---------- Supplied records ----------

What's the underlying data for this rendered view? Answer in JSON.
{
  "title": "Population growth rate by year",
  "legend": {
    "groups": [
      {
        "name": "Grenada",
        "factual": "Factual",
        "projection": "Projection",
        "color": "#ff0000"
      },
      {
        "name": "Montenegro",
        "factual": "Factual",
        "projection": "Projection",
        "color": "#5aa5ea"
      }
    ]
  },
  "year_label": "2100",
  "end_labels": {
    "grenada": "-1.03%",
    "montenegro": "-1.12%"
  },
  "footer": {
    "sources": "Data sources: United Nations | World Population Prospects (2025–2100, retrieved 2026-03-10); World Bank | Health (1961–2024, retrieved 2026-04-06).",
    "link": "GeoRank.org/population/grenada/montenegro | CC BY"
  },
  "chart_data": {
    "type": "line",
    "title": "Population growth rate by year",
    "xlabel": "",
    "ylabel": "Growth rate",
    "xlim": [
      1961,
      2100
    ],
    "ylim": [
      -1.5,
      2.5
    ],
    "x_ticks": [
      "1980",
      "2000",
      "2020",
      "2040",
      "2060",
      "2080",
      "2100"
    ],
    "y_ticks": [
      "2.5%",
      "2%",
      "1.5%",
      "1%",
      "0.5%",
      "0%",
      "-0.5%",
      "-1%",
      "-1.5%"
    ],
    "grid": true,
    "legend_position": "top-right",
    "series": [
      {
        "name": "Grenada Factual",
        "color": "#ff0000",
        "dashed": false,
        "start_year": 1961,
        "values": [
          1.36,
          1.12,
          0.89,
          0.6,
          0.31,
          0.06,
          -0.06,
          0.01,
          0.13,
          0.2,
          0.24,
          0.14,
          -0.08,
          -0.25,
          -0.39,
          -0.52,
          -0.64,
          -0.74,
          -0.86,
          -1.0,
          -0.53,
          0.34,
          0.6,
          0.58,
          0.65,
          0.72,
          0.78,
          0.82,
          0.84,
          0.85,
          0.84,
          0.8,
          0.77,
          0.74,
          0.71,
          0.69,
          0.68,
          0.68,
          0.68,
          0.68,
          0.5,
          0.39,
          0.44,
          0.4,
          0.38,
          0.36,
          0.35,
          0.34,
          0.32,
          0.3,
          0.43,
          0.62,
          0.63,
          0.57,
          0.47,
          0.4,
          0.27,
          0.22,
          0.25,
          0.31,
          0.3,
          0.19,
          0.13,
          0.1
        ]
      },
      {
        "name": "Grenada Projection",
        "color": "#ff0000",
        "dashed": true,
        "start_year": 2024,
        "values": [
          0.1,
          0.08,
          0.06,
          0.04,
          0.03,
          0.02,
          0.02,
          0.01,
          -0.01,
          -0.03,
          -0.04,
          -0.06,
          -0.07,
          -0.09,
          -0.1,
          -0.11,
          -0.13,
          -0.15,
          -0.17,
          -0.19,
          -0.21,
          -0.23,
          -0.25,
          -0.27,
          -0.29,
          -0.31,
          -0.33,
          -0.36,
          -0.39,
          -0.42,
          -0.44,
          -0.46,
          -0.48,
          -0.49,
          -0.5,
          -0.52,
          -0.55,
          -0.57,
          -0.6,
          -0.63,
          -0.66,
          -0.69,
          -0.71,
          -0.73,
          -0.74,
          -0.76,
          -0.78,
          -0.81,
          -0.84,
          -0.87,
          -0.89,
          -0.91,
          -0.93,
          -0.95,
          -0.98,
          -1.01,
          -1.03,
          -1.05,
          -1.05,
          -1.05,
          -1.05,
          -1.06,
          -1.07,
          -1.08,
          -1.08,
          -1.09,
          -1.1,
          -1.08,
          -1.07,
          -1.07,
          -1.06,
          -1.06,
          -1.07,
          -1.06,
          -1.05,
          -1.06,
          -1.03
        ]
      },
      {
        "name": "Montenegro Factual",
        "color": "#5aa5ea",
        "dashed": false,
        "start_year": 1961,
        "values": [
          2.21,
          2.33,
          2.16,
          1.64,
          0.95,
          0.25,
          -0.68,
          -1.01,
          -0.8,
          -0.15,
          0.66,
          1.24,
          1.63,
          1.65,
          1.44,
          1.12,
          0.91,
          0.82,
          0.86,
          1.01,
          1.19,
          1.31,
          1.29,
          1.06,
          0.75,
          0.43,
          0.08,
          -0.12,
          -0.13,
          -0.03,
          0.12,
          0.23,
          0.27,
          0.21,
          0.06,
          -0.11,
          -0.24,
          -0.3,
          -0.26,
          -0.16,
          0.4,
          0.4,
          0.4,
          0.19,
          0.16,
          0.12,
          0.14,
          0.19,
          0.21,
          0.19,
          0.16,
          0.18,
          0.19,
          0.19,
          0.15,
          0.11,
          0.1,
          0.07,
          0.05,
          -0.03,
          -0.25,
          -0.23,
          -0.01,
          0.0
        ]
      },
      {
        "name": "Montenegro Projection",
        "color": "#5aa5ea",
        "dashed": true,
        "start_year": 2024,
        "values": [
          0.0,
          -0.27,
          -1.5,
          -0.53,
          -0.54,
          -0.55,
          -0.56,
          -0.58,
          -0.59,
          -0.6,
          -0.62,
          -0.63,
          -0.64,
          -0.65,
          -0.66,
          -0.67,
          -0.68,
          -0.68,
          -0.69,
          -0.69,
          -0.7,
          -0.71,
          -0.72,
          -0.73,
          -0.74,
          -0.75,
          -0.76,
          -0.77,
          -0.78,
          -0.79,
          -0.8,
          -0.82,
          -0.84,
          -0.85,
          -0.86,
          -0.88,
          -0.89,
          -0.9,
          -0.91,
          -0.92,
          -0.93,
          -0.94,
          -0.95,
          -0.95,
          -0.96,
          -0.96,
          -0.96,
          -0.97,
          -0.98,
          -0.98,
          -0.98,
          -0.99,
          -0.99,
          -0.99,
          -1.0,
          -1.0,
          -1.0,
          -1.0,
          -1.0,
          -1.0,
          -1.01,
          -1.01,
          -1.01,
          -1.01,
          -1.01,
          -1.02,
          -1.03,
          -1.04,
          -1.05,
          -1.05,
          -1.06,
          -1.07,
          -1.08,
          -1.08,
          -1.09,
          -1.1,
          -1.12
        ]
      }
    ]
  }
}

----------

#### [Problem statement]
Give all the entries again exactly; leave none out.

#### [Task response]
What's the underlying data for this rendered view? Answer in JSON.
{
  "title": "Population growth rate by year",
  "legend": {
    "groups": [
      {
        "name": "Grenada",
        "factual": "Factual",
        "projection": "Projection",
        "color": "#ff0000"
      },
      {
        "name": "Montenegro",
        "factual": "Factual",
        "projection": "Projection",
        "color": "#5aa5ea"
      }
    ]
  },
  "year_label": "2100",
  "end_labels": {
    "grenada": "-1.03%",
    "montenegro": "-1.12%"
  },
  "footer": {
    "sources": "Data sources: United Nations | World Population Prospects (2025–2100, retrieved 2026-03-10); World Bank | Health (1961–2024, retrieved 2026-04-06).",
    "link": "GeoRank.org/population/grenada/montenegro | CC BY"
  },
  "chart_data": {
    "type": "line",
    "title": "Population growth rate by year",
    "xlabel": "",
    "ylabel": "Growth rate",
    "xlim": [
      1961,
      2100
    ],
    "ylim": [
      -1.5,
      2.5
    ],
    "x_ticks": [
      "1980",
      "2000",
      "2020",
      "2040",
      "2060",
      "2080",
      "2100"
    ],
    "y_ticks": [
      "2.5%",
      "2%",
      "1.5%",
      "1%",
      "0.5%",
      "0%",
      "-0.5%",
      "-1%",
      "-1.5%"
    ],
    "grid": true,
    "legend_position": "top-right",
    "series": [
      {
        "name": "Grenada Factual",
        "color": "#ff0000",
        "dashed": false,
        "start_year": 1961,
        "values": [
          1.36,
          1.12,
          0.89,
          0.6,
          0.31,
          0.06,
          -0.06,
          0.01,
          0.13,
          0.2,
          0.24,
          0.14,
          -0.08,
          -0.25,
          -0.39,
          -0.52,
          -0.64,
          -0.74,
          -0.86,
          -1.0,
          -0.53,
          0.34,
          0.6,
          0.58,
          0.65,
          0.72,
          0.78,
          0.82,
          0.84,
          0.85,
          0.84,
          0.8,
          0.77,
          0.74,
          0.71,
          0.69,
          0.68,
          0.68,
          0.68,
          0.68,
          0.5,
          0.39,
          0.44,
          0.4,
          0.38,
          0.36,
          0.35,
          0.34,
          0.32,
          0.3,
          0.43,
          0.62,
          0.63,
          0.57,
          0.47,
          0.4,
          0.27,
          0.22,
          0.25,
          0.31,
          0.3,
          0.19,
          0.13,
          0.1
        ]
      },
      {
        "name": "Grenada Projection",
        "color": "#ff0000",
        "dashed": true,
        "start_year": 2024,
        "values": [
          0.1,
          0.08,
          0.06,
          0.04,
          0.03,
          0.02,
          0.02,
          0.01,
          -0.01,
          -0.03,
          -0.04,
          -0.06,
          -0.07,
          -0.09,
          -0.1,
          -0.11,
          -0.13,
          -0.15,
          -0.17,
          -0.19,
          -0.21,
          -0.23,
          -0.25,
          -0.27,
          -0.29,
          -0.31,
          -0.33,
          -0.36,
          -0.39,
          -0.42,
          -0.44,
          -0.46,
          -0.48,
          -0.49,
          -0.5,
          -0.52,
          -0.55,
          -0.57,
          -0.6,
          -0.63,
          -0.66,
          -0.69,
          -0.71,
          -0.73,
          -0.74,
          -0.76,
          -0.78,
          -0.81,
          -0.84,
          -0.87,
          -0.89,
          -0.91,
          -0.93,
          -0.95,
          -0.98,
          -1.01,
          -1.03,
          -1.05,
          -1.05,
          -1.05,
          -1.05,
          -1.06,
          -1.07,
          -1.08,
          -1.08,
          -1.09,
          -1.1,
          -1.08,
          -1.07,
          -1.07,
          -1.06,
          -1.06,
          -1.07,
          -1.06,
          -1.05,
          -1.06,
          -1.03
        ]
      },
      {
        "name": "Montenegro Factual",
        "color": "#5aa5ea",
        "dashed": false,
        "start_year": 1961,
        "values": [
          2.21,
          2.33,
          2.16,
          1.64,
          0.95,
          0.25,
          -0.68,
          -1.01,
          -0.8,
          -0.15,
          0.66,
          1.24,
          1.63,
          1.65,
          1.44,
          1.12,
          0.91,
          0.82,
          0.86,
          1.01,
          1.19,
          1.31,
          1.29,
          1.06,
          0.75,
          0.43,
          0.08,
          -0.12,
          -0.13,
          -0.03,
          0.12,
          0.23,
          0.27,
          0.21,
          0.06,
          -0.11,
          -0.24,
          -0.3,
          -0.26,
          -0.16,
          0.4,
          0.4,
          0.4,
          0.19,
          0.16,
          0.12,
          0.14,
          0.19,
          0.21,
          0.19,
          0.16,
          0.18,
          0.19,
          0.19,
          0.15,
          0.11,
          0.1,
          0.07,
          0.05,
          -0.03,
          -0.25,
          -0.23,
          -0.01,
          0.0
        ]
      },
      {
        "name": "Montenegro Projection",
        "color": "#5aa5ea",
        "dashed": true,
        "start_year": 2024,
        "values": [
          0.0,
          -0.27,
          -1.5,
          -0.53,
          -0.54,
          -0.55,
          -0.56,
          -0.58,
          -0.59,
          -0.6,
          -0.62,
          -0.63,
          -0.64,
          -0.65,
          -0.66,
          -0.67,
          -0.68,
          -0.68,
          -0.69,
          -0.69,
          -0.7,
          -0.71,
          -0.72,
          -0.73,
          -0.74,
          -0.75,
          -0.76,
          -0.77,
          -0.78,
          -0.79,
          -0.8,
          -0.82,
          -0.84,
          -0.85,
          -0.86,
          -0.88,
          -0.89,
          -0.9,
          -0.91,
          -0.92,
          -0.93,
          -0.94,
          -0.95,
          -0.95,
          -0.96,
          -0.96,
          -0.96,
          -0.97,
          -0.98,
          -0.98,
          -0.98,
          -0.99,
          -0.99,
          -0.99,
          -1.0,
          -1.0,
          -1.0,
          -1.0,
          -1.0,
          -1.0,
          -1.01,
          -1.01,
          -1.01,
          -1.01,
          -1.01,
          -1.02,
          -1.03,
          -1.04,
          -1.05,
          -1.05,
          -1.06,
          -1.07,
          -1.08,
          -1.08,
          -1.09,
          -1.1,
          -1.12
        ]
      }
    ]
  }
}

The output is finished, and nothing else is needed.